=== TO BE DONE ===
Can you transcribe every entry word for word, skipping the images?

=== DATA SUPPLIED ===
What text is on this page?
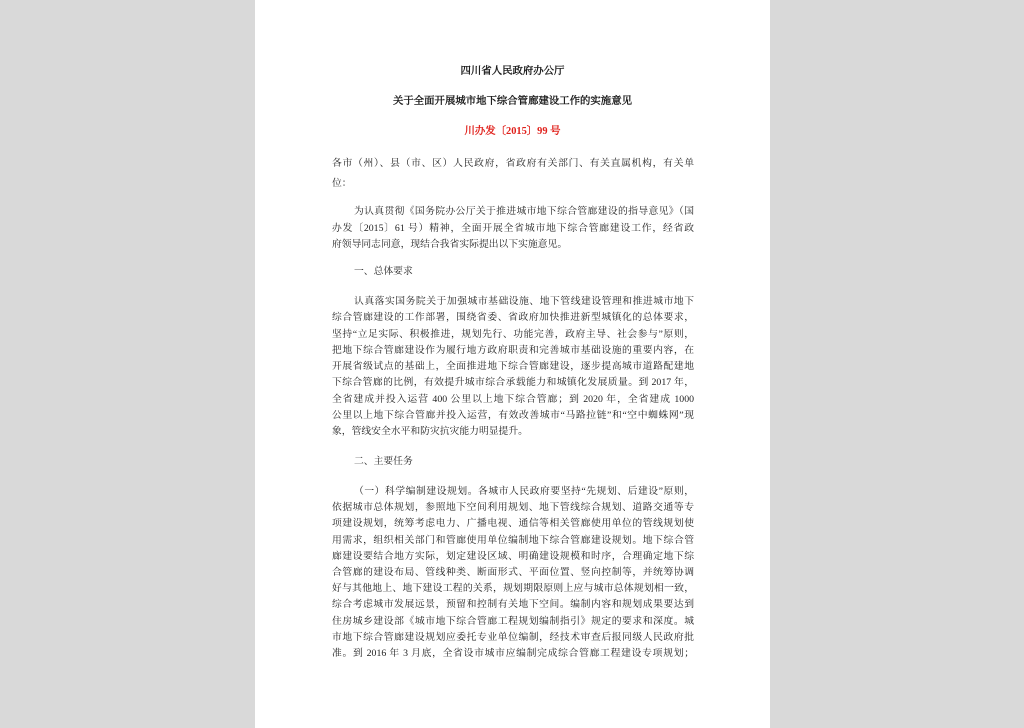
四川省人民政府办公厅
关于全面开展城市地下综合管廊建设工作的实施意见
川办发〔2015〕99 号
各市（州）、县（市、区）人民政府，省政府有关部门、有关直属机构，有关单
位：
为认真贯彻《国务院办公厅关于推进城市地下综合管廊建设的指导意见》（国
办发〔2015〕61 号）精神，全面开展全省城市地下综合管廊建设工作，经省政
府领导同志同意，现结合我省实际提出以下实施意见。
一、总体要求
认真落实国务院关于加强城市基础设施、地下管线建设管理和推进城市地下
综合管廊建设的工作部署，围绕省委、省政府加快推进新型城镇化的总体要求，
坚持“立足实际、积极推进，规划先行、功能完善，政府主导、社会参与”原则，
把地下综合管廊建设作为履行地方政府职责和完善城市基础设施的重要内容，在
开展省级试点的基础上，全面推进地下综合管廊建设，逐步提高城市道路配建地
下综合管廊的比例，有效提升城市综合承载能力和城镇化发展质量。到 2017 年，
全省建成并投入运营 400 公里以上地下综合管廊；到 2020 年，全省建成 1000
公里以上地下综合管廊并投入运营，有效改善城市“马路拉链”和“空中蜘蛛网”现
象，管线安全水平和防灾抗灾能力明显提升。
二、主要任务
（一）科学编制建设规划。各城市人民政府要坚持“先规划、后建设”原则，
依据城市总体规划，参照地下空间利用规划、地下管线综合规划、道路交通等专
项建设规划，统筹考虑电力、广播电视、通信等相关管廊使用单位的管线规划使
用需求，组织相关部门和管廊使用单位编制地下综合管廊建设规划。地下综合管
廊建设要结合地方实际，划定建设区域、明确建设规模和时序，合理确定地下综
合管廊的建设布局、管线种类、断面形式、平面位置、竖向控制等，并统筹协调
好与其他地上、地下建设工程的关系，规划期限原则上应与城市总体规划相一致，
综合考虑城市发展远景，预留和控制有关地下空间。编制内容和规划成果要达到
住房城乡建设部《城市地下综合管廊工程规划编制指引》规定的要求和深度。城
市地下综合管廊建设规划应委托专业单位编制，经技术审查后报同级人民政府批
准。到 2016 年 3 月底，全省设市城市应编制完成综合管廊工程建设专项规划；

=== EXERCISE OUTPUT ===
What text is on this page?
四川省人民政府办公厅
关于全面开展城市地下综合管廊建设工作的实施意见
川办发〔2015〕99 号
各市（州）、县（市、区）人民政府，省政府有关部门、有关直属机构，有关单
位：
为认真贯彻《国务院办公厅关于推进城市地下综合管廊建设的指导意见》（国
办发〔2015〕61 号）精神，全面开展全省城市地下综合管廊建设工作，经省政
府领导同志同意，现结合我省实际提出以下实施意见。
一、总体要求
认真落实国务院关于加强城市基础设施、地下管线建设管理和推进城市地下
综合管廊建设的工作部署，围绕省委、省政府加快推进新型城镇化的总体要求，
坚持“立足实际、积极推进，规划先行、功能完善，政府主导、社会参与”原则，
把地下综合管廊建设作为履行地方政府职责和完善城市基础设施的重要内容，在
开展省级试点的基础上，全面推进地下综合管廊建设，逐步提高城市道路配建地
下综合管廊的比例，有效提升城市综合承载能力和城镇化发展质量。到 2017 年，
全省建成并投入运营 400 公里以上地下综合管廊；到 2020 年，全省建成 1000
公里以上地下综合管廊并投入运营，有效改善城市“马路拉链”和“空中蜘蛛网”现
象，管线安全水平和防灾抗灾能力明显提升。
二、主要任务
（一）科学编制建设规划。各城市人民政府要坚持“先规划、后建设”原则，
依据城市总体规划，参照地下空间利用规划、地下管线综合规划、道路交通等专
项建设规划，统筹考虑电力、广播电视、通信等相关管廊使用单位的管线规划使
用需求，组织相关部门和管廊使用单位编制地下综合管廊建设规划。地下综合管
廊建设要结合地方实际，划定建设区域、明确建设规模和时序，合理确定地下综
合管廊的建设布局、管线种类、断面形式、平面位置、竖向控制等，并统筹协调
好与其他地上、地下建设工程的关系，规划期限原则上应与城市总体规划相一致，
综合考虑城市发展远景，预留和控制有关地下空间。编制内容和规划成果要达到
住房城乡建设部《城市地下综合管廊工程规划编制指引》规定的要求和深度。城
市地下综合管廊建设规划应委托专业单位编制，经技术审查后报同级人民政府批
准。到 2016 年 3 月底，全省设市城市应编制完成综合管廊工程建设专项规划；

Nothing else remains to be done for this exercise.